[Start MATERIAL TO PROCESS]

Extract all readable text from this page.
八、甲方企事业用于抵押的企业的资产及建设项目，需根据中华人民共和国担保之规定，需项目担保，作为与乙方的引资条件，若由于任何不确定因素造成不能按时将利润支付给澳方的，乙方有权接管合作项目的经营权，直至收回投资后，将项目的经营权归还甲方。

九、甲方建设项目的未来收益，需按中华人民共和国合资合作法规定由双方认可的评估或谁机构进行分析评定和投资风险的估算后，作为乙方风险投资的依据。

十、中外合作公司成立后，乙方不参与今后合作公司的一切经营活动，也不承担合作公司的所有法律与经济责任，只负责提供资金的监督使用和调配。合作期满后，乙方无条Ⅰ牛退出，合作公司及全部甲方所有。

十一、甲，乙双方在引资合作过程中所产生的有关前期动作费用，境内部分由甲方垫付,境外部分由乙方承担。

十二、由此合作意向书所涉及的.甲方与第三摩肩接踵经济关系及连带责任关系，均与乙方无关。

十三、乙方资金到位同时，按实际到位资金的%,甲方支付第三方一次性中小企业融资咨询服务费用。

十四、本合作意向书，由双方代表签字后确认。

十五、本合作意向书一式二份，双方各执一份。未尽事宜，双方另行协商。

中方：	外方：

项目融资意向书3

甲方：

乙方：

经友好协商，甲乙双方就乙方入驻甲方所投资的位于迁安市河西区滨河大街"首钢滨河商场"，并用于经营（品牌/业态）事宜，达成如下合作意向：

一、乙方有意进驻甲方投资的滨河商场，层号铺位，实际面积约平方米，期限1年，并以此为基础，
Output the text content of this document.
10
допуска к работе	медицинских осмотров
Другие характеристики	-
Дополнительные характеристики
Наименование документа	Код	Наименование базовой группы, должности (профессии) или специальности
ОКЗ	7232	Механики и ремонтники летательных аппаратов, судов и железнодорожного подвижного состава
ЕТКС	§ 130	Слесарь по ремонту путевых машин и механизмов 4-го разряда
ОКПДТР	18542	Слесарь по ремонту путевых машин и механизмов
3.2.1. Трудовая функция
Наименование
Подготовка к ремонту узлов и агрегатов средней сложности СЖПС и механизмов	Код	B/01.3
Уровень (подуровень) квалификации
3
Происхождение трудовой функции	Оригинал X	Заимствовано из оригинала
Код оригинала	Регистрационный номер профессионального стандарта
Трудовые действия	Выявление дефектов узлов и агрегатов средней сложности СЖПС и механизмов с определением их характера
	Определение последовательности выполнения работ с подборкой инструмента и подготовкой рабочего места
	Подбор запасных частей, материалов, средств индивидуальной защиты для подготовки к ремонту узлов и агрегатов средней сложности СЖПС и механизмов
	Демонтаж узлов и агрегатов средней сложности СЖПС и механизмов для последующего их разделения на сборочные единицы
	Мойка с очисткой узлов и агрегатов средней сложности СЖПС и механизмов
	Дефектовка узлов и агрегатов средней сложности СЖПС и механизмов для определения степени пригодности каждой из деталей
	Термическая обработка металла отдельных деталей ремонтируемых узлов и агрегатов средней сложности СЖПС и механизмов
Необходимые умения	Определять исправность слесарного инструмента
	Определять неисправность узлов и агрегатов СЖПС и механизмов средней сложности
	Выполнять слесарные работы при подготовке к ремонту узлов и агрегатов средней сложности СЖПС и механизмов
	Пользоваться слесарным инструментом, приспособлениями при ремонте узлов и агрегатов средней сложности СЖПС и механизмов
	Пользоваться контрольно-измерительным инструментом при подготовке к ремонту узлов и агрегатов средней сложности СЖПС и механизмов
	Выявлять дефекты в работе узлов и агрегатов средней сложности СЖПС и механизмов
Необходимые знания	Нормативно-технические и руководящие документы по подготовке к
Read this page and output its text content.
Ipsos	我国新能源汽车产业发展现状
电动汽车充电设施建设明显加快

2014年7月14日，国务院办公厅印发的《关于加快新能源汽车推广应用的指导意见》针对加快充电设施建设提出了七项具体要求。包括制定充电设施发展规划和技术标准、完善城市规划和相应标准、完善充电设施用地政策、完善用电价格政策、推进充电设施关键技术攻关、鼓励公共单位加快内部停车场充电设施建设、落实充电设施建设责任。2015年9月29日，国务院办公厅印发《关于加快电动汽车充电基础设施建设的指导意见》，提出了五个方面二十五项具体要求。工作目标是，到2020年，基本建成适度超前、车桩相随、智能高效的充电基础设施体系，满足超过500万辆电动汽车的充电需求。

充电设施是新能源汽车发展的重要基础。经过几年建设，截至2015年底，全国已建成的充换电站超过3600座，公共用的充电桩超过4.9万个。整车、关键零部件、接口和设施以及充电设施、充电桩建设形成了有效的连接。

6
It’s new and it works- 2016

[End MATERIAL TO PROCESS]

WHAT IS REQUIRED: Repeat the listing above without any change.

SOLUTION FOR THIS TASK:
Extract all readable text from this page.
八、甲方企事业用于抵押的企业的资产及建设项目，需根据中华人民共和国担保之规定，需项目担保，作为与乙方的引资条件，若由于任何不确定因素造成不能按时将利润支付给澳方的，乙方有权接管合作项目的经营权，直至收回投资后，将项目的经营权归还甲方。

九、甲方建设项目的未来收益，需按中华人民共和国合资合作法规定由双方认可的评估或谁机构进行分析评定和投资风险的估算后，作为乙方风险投资的依据。

十、中外合作公司成立后，乙方不参与今后合作公司的一切经营活动，也不承担合作公司的所有法律与经济责任，只负责提供资金的监督使用和调配。合作期满后，乙方无条Ⅰ牛退出，合作公司及全部甲方所有。

十一、甲，乙双方在引资合作过程中所产生的有关前期动作费用，境内部分由甲方垫付,境外部分由乙方承担。

十二、由此合作意向书所涉及的.甲方与第三摩肩接踵经济关系及连带责任关系，均与乙方无关。

十三、乙方资金到位同时，按实际到位资金的%,甲方支付第三方一次性中小企业融资咨询服务费用。

十四、本合作意向书，由双方代表签字后确认。

十五、本合作意向书一式二份，双方各执一份。未尽事宜，双方另行协商。

中方：	外方：

项目融资意向书3

甲方：

乙方：

经友好协商，甲乙双方就乙方入驻甲方所投资的位于迁安市河西区滨河大街"首钢滨河商场"，并用于经营（品牌/业态）事宜，达成如下合作意向：

一、乙方有意进驻甲方投资的滨河商场，层号铺位，实际面积约平方米，期限1年，并以此为基础，
Output the text content of this document.
10
допуска к работе	медицинских осмотров
Другие характеристики	-
Дополнительные характеристики
Наименование документа	Код	Наименование базовой группы, должности (профессии) или специальности
ОКЗ	7232	Механики и ремонтники летательных аппаратов, судов и железнодорожного подвижного состава
ЕТКС	§ 130	Слесарь по ремонту путевых машин и механизмов 4-го разряда
ОКПДТР	18542	Слесарь по ремонту путевых машин и механизмов
3.2.1. Трудовая функция
Наименование
Подготовка к ремонту узлов и агрегатов средней сложности СЖПС и механизмов	Код	B/01.3
Уровень (подуровень) квалификации
3
Происхождение трудовой функции	Оригинал X	Заимствовано из оригинала
Код оригинала	Регистрационный номер профессионального стандарта
Трудовые действия	Выявление дефектов узлов и агрегатов средней сложности СЖПС и механизмов с определением их характера
	Определение последовательности выполнения работ с подборкой инструмента и подготовкой рабочего места
	Подбор запасных частей, материалов, средств индивидуальной защиты для подготовки к ремонту узлов и агрегатов средней сложности СЖПС и механизмов
	Демонтаж узлов и агрегатов средней сложности СЖПС и механизмов для последующего их разделения на сборочные единицы
	Мойка с очисткой узлов и агрегатов средней сложности СЖПС и механизмов
	Дефектовка узлов и агрегатов средней сложности СЖПС и механизмов для определения степени пригодности каждой из деталей
	Термическая обработка металла отдельных деталей ремонтируемых узлов и агрегатов средней сложности СЖПС и механизмов
Необходимые умения	Определять исправность слесарного инструмента
	Определять неисправность узлов и агрегатов СЖПС и механизмов средней сложности
	Выполнять слесарные работы при подготовке к ремонту узлов и агрегатов средней сложности СЖПС и механизмов
	Пользоваться слесарным инструментом, приспособлениями при ремонте узлов и агрегатов средней сложности СЖПС и механизмов
	Пользоваться контрольно-измерительным инструментом при подготовке к ремонту узлов и агрегатов средней сложности СЖПС и механизмов
	Выявлять дефекты в работе узлов и агрегатов средней сложности СЖПС и механизмов
Необходимые знания	Нормативно-технические и руководящие документы по подготовке к
Read this page and output its text content.
Ipsos	我国新能源汽车产业发展现状
电动汽车充电设施建设明显加快

2014年7月14日，国务院办公厅印发的《关于加快新能源汽车推广应用的指导意见》针对加快充电设施建设提出了七项具体要求。包括制定充电设施发展规划和技术标准、完善城市规划和相应标准、完善充电设施用地政策、完善用电价格政策、推进充电设施关键技术攻关、鼓励公共单位加快内部停车场充电设施建设、落实充电设施建设责任。2015年9月29日，国务院办公厅印发《关于加快电动汽车充电基础设施建设的指导意见》，提出了五个方面二十五项具体要求。工作目标是，到2020年，基本建成适度超前、车桩相随、智能高效的充电基础设施体系，满足超过500万辆电动汽车的充电需求。

充电设施是新能源汽车发展的重要基础。经过几年建设，截至2015年底，全国已建成的充换电站超过3600座，公共用的充电桩超过4.9万个。整车、关键零部件、接口和设施以及充电设施、充电桩建设形成了有效的连接。

6
It’s new and it works- 2016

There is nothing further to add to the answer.